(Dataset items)
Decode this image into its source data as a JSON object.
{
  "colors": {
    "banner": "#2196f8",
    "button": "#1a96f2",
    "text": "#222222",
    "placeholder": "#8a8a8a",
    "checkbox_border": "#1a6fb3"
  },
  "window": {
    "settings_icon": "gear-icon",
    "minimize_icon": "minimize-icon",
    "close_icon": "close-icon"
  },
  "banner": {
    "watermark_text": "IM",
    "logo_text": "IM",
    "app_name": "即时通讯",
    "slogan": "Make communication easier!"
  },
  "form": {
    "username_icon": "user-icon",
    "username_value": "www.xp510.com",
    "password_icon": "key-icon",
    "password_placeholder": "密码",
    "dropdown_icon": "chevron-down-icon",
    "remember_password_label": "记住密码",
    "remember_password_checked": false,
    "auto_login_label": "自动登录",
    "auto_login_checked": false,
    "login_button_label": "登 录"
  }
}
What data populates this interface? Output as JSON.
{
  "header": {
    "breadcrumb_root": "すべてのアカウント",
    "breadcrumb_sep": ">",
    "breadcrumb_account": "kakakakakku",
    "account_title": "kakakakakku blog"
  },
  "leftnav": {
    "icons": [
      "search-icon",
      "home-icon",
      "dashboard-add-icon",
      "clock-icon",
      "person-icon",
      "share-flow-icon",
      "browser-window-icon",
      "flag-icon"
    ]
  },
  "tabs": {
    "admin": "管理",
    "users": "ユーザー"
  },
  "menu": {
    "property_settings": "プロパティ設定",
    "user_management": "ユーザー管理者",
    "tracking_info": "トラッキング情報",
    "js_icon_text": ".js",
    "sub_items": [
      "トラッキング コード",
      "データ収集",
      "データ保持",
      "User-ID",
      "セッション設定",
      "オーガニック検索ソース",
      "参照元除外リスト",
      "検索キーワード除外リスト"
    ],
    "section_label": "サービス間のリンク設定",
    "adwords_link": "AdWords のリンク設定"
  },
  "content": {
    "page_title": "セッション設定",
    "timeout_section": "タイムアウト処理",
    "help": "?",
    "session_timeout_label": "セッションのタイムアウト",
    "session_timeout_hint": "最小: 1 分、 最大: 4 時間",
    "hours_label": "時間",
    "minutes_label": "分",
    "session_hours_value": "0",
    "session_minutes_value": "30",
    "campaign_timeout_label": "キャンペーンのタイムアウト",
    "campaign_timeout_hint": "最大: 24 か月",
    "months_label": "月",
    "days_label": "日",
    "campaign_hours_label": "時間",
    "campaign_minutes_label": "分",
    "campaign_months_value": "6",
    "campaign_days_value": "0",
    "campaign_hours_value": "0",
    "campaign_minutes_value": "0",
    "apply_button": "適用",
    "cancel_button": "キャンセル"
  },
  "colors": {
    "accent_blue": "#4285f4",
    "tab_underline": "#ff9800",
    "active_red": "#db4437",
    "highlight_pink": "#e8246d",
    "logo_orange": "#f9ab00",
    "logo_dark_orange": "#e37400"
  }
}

### Problem to solve:
Among the entries above, identify all lines with "false" and copy them.

### Solution to this task:
    "remember_password_checked": false,
    "auto_login_checked": false,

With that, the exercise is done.